* Begin Records for processing *

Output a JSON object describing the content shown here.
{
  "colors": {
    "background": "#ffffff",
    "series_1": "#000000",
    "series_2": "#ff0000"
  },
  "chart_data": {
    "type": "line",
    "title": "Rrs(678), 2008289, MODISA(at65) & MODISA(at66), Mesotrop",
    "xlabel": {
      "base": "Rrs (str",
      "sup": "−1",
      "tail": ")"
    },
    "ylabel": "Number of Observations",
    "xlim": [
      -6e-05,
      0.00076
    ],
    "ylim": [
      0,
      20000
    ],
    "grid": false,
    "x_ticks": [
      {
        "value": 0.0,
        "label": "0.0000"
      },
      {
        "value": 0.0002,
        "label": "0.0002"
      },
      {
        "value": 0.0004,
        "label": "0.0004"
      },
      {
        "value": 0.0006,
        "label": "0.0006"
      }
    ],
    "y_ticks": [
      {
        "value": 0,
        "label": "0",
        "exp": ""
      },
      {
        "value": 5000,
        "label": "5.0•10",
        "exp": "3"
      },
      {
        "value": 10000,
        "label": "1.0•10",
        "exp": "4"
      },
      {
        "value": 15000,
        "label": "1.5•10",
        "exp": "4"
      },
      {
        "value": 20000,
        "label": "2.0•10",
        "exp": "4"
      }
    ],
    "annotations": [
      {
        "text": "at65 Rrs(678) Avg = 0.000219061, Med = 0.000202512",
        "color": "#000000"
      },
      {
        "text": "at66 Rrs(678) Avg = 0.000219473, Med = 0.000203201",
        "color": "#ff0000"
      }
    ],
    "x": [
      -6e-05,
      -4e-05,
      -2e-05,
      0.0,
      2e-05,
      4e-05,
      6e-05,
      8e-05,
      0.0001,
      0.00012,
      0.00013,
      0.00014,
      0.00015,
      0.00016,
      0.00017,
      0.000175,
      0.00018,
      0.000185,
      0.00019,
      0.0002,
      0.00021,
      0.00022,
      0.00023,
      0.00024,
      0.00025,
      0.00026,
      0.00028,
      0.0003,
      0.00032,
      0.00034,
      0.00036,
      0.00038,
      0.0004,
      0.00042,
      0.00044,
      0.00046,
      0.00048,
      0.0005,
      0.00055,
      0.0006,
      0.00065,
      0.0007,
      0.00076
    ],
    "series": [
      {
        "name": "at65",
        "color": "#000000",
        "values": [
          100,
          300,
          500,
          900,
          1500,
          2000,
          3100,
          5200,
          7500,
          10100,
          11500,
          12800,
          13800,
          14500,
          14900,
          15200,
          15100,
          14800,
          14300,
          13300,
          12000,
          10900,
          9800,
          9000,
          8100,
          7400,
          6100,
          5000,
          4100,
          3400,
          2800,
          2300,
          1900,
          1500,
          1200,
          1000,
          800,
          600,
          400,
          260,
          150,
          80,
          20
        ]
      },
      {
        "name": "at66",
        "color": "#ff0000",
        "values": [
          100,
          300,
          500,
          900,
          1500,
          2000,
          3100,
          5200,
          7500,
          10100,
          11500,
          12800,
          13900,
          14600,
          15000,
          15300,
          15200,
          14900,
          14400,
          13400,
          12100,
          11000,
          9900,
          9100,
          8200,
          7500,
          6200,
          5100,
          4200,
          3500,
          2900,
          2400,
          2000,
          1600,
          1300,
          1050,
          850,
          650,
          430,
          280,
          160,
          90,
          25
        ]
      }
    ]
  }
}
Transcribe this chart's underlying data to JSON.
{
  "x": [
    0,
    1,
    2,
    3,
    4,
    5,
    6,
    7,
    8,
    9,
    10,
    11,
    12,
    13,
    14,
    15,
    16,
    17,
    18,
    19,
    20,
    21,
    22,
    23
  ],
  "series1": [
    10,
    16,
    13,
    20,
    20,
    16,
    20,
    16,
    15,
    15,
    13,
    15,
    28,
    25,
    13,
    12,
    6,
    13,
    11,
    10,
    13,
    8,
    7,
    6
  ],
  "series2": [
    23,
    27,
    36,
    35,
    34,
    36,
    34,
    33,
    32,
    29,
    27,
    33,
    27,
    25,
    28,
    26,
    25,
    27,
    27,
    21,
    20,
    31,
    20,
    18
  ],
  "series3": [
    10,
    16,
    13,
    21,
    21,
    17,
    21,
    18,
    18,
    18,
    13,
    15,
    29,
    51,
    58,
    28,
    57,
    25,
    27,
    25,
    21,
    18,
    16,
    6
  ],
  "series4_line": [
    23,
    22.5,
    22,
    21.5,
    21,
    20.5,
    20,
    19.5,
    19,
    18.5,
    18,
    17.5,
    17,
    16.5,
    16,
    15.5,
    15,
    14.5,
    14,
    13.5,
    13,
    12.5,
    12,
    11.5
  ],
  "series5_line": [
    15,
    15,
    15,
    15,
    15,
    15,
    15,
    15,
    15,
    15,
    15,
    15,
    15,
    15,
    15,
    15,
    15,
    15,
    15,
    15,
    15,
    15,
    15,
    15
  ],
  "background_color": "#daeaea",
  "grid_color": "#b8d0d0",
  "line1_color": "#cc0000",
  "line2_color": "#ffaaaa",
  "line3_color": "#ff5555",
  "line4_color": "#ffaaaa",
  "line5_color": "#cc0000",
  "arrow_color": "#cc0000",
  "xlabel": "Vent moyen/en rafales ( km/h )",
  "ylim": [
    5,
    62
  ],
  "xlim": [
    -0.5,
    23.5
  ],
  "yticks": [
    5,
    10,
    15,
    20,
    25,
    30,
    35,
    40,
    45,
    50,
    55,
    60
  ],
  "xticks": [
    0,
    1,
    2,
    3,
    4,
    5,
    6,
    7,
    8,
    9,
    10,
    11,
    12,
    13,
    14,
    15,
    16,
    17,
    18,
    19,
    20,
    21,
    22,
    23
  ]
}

* End Records for processing *

Goal: Restate the whole of the material exactly.

Reply to the task:
Output a JSON object describing the content shown here.
{
  "colors": {
    "background": "#ffffff",
    "series_1": "#000000",
    "series_2": "#ff0000"
  },
  "chart_data": {
    "type": "line",
    "title": "Rrs(678), 2008289, MODISA(at65) & MODISA(at66), Mesotrop",
    "xlabel": {
      "base": "Rrs (str",
      "sup": "−1",
      "tail": ")"
    },
    "ylabel": "Number of Observations",
    "xlim": [
      -6e-05,
      0.00076
    ],
    "ylim": [
      0,
      20000
    ],
    "grid": false,
    "x_ticks": [
      {
        "value": 0.0,
        "label": "0.0000"
      },
      {
        "value": 0.0002,
        "label": "0.0002"
      },
      {
        "value": 0.0004,
        "label": "0.0004"
      },
      {
        "value": 0.0006,
        "label": "0.0006"
      }
    ],
    "y_ticks": [
      {
        "value": 0,
        "label": "0",
        "exp": ""
      },
      {
        "value": 5000,
        "label": "5.0•10",
        "exp": "3"
      },
      {
        "value": 10000,
        "label": "1.0•10",
        "exp": "4"
      },
      {
        "value": 15000,
        "label": "1.5•10",
        "exp": "4"
      },
      {
        "value": 20000,
        "label": "2.0•10",
        "exp": "4"
      }
    ],
    "annotations": [
      {
        "text": "at65 Rrs(678) Avg = 0.000219061, Med = 0.000202512",
        "color": "#000000"
      },
      {
        "text": "at66 Rrs(678) Avg = 0.000219473, Med = 0.000203201",
        "color": "#ff0000"
      }
    ],
    "x": [
      -6e-05,
      -4e-05,
      -2e-05,
      0.0,
      2e-05,
      4e-05,
      6e-05,
      8e-05,
      0.0001,
      0.00012,
      0.00013,
      0.00014,
      0.00015,
      0.00016,
      0.00017,
      0.000175,
      0.00018,
      0.000185,
      0.00019,
      0.0002,
      0.00021,
      0.00022,
      0.00023,
      0.00024,
      0.00025,
      0.00026,
      0.00028,
      0.0003,
      0.00032,
      0.00034,
      0.00036,
      0.00038,
      0.0004,
      0.00042,
      0.00044,
      0.00046,
      0.00048,
      0.0005,
      0.00055,
      0.0006,
      0.00065,
      0.0007,
      0.00076
    ],
    "series": [
      {
        "name": "at65",
        "color": "#000000",
        "values": [
          100,
          300,
          500,
          900,
          1500,
          2000,
          3100,
          5200,
          7500,
          10100,
          11500,
          12800,
          13800,
          14500,
          14900,
          15200,
          15100,
          14800,
          14300,
          13300,
          12000,
          10900,
          9800,
          9000,
          8100,
          7400,
          6100,
          5000,
          4100,
          3400,
          2800,
          2300,
          1900,
          1500,
          1200,
          1000,
          800,
          600,
          400,
          260,
          150,
          80,
          20
        ]
      },
      {
        "name": "at66",
        "color": "#ff0000",
        "values": [
          100,
          300,
          500,
          900,
          1500,
          2000,
          3100,
          5200,
          7500,
          10100,
          11500,
          12800,
          13900,
          14600,
          15000,
          15300,
          15200,
          14900,
          14400,
          13400,
          12100,
          11000,
          9900,
          9100,
          8200,
          7500,
          6200,
          5100,
          4200,
          3500,
          2900,
          2400,
          2000,
          1600,
          1300,
          1050,
          850,
          650,
          430,
          280,
          160,
          90,
          25
        ]
      }
    ]
  }
}
Transcribe this chart's underlying data to JSON.
{
  "x": [
    0,
    1,
    2,
    3,
    4,
    5,
    6,
    7,
    8,
    9,
    10,
    11,
    12,
    13,
    14,
    15,
    16,
    17,
    18,
    19,
    20,
    21,
    22,
    23
  ],
  "series1": [
    10,
    16,
    13,
    20,
    20,
    16,
    20,
    16,
    15,
    15,
    13,
    15,
    28,
    25,
    13,
    12,
    6,
    13,
    11,
    10,
    13,
    8,
    7,
    6
  ],
  "series2": [
    23,
    27,
    36,
    35,
    34,
    36,
    34,
    33,
    32,
    29,
    27,
    33,
    27,
    25,
    28,
    26,
    25,
    27,
    27,
    21,
    20,
    31,
    20,
    18
  ],
  "series3": [
    10,
    16,
    13,
    21,
    21,
    17,
    21,
    18,
    18,
    18,
    13,
    15,
    29,
    51,
    58,
    28,
    57,
    25,
    27,
    25,
    21,
    18,
    16,
    6
  ],
  "series4_line": [
    23,
    22.5,
    22,
    21.5,
    21,
    20.5,
    20,
    19.5,
    19,
    18.5,
    18,
    17.5,
    17,
    16.5,
    16,
    15.5,
    15,
    14.5,
    14,
    13.5,
    13,
    12.5,
    12,
    11.5
  ],
  "series5_line": [
    15,
    15,
    15,
    15,
    15,
    15,
    15,
    15,
    15,
    15,
    15,
    15,
    15,
    15,
    15,
    15,
    15,
    15,
    15,
    15,
    15,
    15,
    15,
    15
  ],
  "background_color": "#daeaea",
  "grid_color": "#b8d0d0",
  "line1_color": "#cc0000",
  "line2_color": "#ffaaaa",
  "line3_color": "#ff5555",
  "line4_color": "#ffaaaa",
  "line5_color": "#cc0000",
  "arrow_color": "#cc0000",
  "xlabel": "Vent moyen/en rafales ( km/h )",
  "ylim": [
    5,
    62
  ],
  "xlim": [
    -0.5,
    23.5
  ],
  "yticks": [
    5,
    10,
    15,
    20,
    25,
    30,
    35,
    40,
    45,
    50,
    55,
    60
  ],
  "xticks": [
    0,
    1,
    2,
    3,
    4,
    5,
    6,
    7,
    8,
    9,
    10,
    11,
    12,
    13,
    14,
    15,
    16,
    17,
    18,
    19,
    20,
    21,
    22,
    23
  ]
}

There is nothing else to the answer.